(Dataset records)

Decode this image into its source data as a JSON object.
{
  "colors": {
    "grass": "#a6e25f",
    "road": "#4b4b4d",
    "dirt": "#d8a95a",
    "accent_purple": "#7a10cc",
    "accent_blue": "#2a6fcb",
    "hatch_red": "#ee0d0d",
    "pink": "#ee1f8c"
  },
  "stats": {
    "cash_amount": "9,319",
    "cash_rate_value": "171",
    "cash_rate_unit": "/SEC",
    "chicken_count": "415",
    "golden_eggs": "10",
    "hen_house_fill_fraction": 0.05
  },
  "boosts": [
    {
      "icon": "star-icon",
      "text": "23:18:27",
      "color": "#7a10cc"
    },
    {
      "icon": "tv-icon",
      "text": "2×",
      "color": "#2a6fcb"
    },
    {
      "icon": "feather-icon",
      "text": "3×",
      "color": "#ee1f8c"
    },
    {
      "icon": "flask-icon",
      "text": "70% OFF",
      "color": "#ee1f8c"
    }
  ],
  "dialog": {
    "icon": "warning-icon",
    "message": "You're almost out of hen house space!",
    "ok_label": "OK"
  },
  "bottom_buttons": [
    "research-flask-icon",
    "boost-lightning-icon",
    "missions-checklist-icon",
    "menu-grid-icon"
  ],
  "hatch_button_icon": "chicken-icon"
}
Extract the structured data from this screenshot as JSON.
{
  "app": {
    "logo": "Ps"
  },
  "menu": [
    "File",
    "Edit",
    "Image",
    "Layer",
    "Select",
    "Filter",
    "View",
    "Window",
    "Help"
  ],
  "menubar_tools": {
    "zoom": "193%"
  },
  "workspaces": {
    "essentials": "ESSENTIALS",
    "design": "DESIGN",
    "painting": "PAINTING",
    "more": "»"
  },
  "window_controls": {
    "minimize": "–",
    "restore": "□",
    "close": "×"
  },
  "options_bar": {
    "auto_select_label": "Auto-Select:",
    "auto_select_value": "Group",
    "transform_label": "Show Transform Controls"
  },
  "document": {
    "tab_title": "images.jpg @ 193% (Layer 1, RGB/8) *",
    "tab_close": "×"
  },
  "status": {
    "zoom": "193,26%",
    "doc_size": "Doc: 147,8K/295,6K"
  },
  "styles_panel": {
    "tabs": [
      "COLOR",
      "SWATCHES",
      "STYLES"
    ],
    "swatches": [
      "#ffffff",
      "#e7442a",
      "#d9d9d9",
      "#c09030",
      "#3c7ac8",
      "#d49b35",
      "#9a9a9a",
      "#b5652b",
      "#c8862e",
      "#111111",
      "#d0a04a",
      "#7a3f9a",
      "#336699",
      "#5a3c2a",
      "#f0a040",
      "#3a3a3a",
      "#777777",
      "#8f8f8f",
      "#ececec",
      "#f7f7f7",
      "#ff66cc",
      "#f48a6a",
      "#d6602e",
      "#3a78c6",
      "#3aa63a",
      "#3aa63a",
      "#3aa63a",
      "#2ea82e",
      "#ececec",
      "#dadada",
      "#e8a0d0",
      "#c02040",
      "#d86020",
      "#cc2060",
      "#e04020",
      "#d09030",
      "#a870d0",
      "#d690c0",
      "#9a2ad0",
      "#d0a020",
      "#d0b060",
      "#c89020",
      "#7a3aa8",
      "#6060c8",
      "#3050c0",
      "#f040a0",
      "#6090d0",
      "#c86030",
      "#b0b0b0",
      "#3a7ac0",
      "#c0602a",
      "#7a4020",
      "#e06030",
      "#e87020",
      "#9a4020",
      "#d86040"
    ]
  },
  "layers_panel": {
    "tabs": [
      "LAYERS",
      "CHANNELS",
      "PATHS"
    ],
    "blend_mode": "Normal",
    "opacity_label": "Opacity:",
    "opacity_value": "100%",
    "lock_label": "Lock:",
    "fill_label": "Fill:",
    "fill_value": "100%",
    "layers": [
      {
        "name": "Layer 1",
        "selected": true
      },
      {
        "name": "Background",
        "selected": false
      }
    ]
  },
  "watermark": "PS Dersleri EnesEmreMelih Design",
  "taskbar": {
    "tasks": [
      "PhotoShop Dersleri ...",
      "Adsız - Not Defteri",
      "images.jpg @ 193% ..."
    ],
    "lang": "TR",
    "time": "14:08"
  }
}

■ **Exercise directions**
Filter for "JSON". Return all lines that hold it.

■ **Reply to the task**
Decode this image into its source data as a JSON object.
Extract the structured data from this screenshot as JSON.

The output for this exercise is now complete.